■ **Source excerpt**

We look at resilience holistically. We encourage people to use indigenous seeds, to revive their soil in a natural way. New technologies can be beneficial but some can also be extremely destructive. People need to rejuvenate their local knowledge and their local ecosystems.
How can philanthropists or social investors support this?
They need to work out a programme with the beneficiary community. That will create buy-in, and right from the beginning there will be a dialogue on equal and very clear terms.
It’s not hard for donors to reach the right people. People are well organized. They have community leaders and opinion leaders and small marketing organizations; there are government representatives at local level and local governance structures.
That sounds like an intensive process, consuming a lot of time and resources. Is there a way of retaining that bottom-up input but scaling programmes so that scarce money goes further?
I understand the scale of need, but it’s good to do one thing right rather than spread yourself thin and do it wrong. Climate change and the food crisis are obviously intensifying but they have been there for a long time. I think taking time to discuss and plan with beneficiary communities will be worth it. The most important thing is not imposing yourself on a community because that’s where things have gone wrong in the past. With the best intentions, we have left communities worse off rather than improving their lives. That’s a good reason for taking some costly steps so that you do things right.
Is there a way a small-scale intervention could be used as a model for other communities, using that intensive initial work to wider effect?
Exactly. If you do it right in one area then you’ll have the confidence to move to other areas. We are calling this the potency principle. You go into a community and you work with them until you both agree that you have made it, and then that community becomes a learning centre for other communities nearby. Then, later, they go out and replicate. That ability to attract others to learn and to replicate is critical for us.
So this is grant funding. Is there the potential for social investment where a project has the capacity to generate revenue?
With energy projects, the process needs to be sustained, with the customers paying something back, and maybe the income generated can also be used to pay back the source of the money. However, for me the most important thing is that investments do not support emissions. We have to try as much as possible to cut emissions.
So you’re against the idea of carbon trading?
I do not support it at all. I’m saying don’t emit, look for better ways of doing it. People argue that clean development mechanisms can be more costly than what we are doing today, but we cannot save the world without feeling the pinch. We have destroyed so much of the world that now we are getting the backlash. So I don’t support carbon credits where you give a little money to some community somewhere to buy your emissions so that you can continue emitting. If investments can pay back money, well and good, but we should avoid carbon credits and the like.
In terms of resilience, are there development initiatives you think are doing the wrong thing?

■ **Complete the following**
1. Rewrite the interview on climate resilience from "So this is grant" to "to cut emissions.", changing "energy projects" to "irrigation projects".
2. Carry on the interview on climate resilience after its final line.
The material that comes next has no connection to the interview on climate resilience.

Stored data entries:
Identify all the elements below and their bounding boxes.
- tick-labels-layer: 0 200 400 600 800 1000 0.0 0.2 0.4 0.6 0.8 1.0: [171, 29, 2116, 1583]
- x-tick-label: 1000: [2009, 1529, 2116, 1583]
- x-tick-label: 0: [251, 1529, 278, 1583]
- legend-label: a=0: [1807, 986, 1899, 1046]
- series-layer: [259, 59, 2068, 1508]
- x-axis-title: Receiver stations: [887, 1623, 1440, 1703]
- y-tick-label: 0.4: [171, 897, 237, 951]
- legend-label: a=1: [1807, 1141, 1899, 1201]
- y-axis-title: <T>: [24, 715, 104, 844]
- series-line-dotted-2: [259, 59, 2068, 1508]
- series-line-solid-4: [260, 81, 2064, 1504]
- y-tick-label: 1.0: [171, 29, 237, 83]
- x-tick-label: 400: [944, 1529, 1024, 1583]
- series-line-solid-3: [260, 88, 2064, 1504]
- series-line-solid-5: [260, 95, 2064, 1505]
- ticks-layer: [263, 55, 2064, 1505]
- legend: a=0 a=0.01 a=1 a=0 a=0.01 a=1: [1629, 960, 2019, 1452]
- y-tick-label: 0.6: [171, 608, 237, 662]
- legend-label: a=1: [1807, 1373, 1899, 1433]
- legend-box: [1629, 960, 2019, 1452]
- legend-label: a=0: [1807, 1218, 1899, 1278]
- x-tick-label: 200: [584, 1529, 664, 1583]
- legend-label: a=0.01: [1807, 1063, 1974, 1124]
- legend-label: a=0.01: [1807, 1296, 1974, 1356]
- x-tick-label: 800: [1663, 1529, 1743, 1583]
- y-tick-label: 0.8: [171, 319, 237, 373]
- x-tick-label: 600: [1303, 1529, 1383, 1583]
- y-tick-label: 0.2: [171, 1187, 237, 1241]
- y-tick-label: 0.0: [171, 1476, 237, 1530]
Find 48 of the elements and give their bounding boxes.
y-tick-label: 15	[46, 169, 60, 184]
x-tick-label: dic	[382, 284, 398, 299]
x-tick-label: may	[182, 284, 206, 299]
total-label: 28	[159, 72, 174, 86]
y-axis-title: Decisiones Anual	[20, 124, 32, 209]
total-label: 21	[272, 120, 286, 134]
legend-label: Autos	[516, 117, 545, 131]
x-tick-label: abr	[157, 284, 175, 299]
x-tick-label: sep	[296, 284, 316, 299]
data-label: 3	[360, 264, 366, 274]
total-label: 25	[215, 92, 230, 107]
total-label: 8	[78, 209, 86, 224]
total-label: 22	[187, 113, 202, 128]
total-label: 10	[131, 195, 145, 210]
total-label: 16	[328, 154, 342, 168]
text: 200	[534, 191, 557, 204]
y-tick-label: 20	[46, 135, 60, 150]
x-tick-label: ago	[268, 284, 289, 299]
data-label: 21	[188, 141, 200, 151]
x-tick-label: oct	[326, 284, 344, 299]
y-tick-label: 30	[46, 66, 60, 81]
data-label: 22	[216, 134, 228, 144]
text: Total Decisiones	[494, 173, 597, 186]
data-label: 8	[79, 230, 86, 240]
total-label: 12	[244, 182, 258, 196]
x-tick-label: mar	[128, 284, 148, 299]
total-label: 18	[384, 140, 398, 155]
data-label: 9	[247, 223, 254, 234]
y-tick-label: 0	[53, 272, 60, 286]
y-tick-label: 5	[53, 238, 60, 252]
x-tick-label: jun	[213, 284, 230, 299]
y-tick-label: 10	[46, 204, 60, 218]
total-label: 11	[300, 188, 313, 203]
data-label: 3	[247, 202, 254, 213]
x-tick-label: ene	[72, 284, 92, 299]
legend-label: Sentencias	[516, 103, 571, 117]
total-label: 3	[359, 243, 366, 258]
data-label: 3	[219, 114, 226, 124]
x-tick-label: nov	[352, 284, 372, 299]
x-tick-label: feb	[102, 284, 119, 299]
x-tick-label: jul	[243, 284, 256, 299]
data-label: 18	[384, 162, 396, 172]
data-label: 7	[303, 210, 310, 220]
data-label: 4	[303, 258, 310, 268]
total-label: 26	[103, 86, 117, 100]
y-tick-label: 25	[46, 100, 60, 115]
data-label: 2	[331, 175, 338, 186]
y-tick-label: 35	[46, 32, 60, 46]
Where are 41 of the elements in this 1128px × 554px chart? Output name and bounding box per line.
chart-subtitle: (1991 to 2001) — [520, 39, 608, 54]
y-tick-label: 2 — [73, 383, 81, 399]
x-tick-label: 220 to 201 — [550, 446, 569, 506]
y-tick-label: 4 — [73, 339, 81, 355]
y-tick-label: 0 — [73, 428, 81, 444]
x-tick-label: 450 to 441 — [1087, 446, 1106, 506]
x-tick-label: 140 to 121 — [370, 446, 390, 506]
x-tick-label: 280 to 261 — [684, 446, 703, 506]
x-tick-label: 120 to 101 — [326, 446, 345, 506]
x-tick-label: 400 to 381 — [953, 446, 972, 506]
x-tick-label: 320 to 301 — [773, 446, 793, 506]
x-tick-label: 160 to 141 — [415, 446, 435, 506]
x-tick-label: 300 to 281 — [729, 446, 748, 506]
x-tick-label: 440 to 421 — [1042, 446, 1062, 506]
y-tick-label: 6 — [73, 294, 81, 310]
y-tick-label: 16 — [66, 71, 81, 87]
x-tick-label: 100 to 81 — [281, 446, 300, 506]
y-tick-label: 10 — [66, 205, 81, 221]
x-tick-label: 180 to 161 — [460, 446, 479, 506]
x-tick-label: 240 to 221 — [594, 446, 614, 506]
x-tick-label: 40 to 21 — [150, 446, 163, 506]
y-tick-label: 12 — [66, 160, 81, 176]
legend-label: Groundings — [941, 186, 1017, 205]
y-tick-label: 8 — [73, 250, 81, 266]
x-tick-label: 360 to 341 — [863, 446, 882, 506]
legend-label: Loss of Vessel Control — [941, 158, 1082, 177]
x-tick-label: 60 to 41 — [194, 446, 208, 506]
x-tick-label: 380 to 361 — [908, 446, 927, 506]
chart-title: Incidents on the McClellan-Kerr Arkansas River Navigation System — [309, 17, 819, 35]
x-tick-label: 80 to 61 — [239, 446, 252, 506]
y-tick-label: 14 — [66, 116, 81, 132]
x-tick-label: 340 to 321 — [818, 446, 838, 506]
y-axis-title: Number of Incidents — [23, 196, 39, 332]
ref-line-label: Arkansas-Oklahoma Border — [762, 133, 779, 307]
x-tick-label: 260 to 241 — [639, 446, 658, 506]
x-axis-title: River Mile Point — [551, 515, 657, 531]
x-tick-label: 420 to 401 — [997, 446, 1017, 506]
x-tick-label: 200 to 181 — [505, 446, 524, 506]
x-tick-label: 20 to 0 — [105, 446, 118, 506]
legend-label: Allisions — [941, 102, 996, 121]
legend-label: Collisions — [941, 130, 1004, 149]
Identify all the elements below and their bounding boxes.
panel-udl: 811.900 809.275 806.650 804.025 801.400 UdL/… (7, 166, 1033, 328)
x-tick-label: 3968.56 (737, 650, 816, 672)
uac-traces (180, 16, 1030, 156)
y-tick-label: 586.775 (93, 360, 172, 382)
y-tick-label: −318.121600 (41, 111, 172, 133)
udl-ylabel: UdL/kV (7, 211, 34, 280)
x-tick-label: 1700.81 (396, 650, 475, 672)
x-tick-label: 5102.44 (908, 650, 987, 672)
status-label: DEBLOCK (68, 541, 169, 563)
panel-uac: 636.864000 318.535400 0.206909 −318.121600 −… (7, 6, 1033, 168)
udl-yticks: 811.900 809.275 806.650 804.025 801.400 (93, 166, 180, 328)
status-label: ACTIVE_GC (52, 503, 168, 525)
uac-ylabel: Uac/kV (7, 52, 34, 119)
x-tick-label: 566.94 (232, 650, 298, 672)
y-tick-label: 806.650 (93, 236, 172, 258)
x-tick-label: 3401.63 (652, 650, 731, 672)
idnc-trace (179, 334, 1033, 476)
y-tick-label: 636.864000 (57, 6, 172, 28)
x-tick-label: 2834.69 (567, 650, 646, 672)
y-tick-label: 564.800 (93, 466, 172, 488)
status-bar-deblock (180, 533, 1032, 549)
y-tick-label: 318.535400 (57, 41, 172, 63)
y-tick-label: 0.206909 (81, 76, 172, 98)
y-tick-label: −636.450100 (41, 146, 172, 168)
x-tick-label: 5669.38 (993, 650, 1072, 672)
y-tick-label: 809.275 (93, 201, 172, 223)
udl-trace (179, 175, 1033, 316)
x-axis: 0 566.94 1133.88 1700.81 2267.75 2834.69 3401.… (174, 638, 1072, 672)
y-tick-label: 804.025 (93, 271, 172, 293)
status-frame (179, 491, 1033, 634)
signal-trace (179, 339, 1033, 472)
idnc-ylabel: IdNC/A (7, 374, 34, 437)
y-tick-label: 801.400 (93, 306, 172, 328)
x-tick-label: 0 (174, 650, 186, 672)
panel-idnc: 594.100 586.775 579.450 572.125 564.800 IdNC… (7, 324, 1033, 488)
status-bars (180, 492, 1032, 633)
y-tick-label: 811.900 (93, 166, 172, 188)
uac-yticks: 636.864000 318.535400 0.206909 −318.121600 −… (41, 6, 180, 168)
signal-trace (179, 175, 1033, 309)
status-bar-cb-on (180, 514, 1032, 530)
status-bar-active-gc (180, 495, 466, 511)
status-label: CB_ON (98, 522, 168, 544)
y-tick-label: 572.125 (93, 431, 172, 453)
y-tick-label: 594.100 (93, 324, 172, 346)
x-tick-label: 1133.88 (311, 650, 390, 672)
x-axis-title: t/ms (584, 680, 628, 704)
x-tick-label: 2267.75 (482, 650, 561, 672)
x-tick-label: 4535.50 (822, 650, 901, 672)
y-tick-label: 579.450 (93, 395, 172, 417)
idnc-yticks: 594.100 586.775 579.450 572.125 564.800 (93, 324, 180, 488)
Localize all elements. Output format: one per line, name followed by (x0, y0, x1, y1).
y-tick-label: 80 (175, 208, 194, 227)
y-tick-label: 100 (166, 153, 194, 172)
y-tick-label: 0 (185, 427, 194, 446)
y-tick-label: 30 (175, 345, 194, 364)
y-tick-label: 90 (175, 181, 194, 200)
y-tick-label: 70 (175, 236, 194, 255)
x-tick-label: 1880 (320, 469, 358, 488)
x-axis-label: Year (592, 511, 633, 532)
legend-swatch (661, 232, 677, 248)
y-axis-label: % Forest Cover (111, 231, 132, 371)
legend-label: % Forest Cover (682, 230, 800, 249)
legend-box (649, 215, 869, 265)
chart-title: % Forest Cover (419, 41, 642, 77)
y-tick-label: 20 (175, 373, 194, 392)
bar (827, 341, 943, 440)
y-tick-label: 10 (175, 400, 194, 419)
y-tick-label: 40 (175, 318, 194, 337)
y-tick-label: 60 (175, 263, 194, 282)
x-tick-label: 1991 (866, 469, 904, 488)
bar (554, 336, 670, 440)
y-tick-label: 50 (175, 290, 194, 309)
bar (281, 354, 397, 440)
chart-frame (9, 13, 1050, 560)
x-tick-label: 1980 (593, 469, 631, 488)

■ **Final results**
1.
So this is grant funding. Is there the potential for social investment where a project has the capacity to generate revenue?
With irrigation projects, the process needs to be sustained, with the customers paying something back, and maybe the income generated can also be used to pay back the source of the money. However, for me the most important thing is that investments do not support emissions. We have to try as much as possible to cut emissions.

2.
Yes, especially where food is concerned. People are lobbying for favourable bio-safety laws so that they can feed Africa with untested GMOs – that’s not right. There are people talking about using chemicals to rejuvenate the land and they are actually the same people who brought in the chemicals, the herbicides, which did the damage in the first place. People are talking about a new green revolution in Africa. Africa has already had a green revolution: since colonial times, Africa has been using huge amounts of chemicals.
What about AGRA?
The AGRA [Alliance for a Green Revolution for Africa] programme is simply aggravating the problem. Africa needs to heal her soil so that people can get enough food, but when the soils are dead, you can’t rejuvenate them by using more of the chemicals that killed them in the first place. We need programmes that rejuvenate the soil and use seeds that are suited to that soil. AGRA is promoting hybrid seeds and the use of chemicals; it is encouraging banks to offer credit to local farmers, which puts them in debt. When they lose their crop owing to unfavourable weather, the farmers default and the bank claims whatever they gave as security for the loan.
We need to rethink all these solutions that are being promoted as saving Africa from the current crisis. It’s a crisis that is being crafted from outside and the solutions are being brought from outside, so it’s really exploiting Africa.
Perhaps the most important global challenge of the century will be to feed 9 to 10 billion people. We need to double food production by 2050. If the green revolution can’t deliver this, what is the alternative? And how will it deliver on the scale that is required?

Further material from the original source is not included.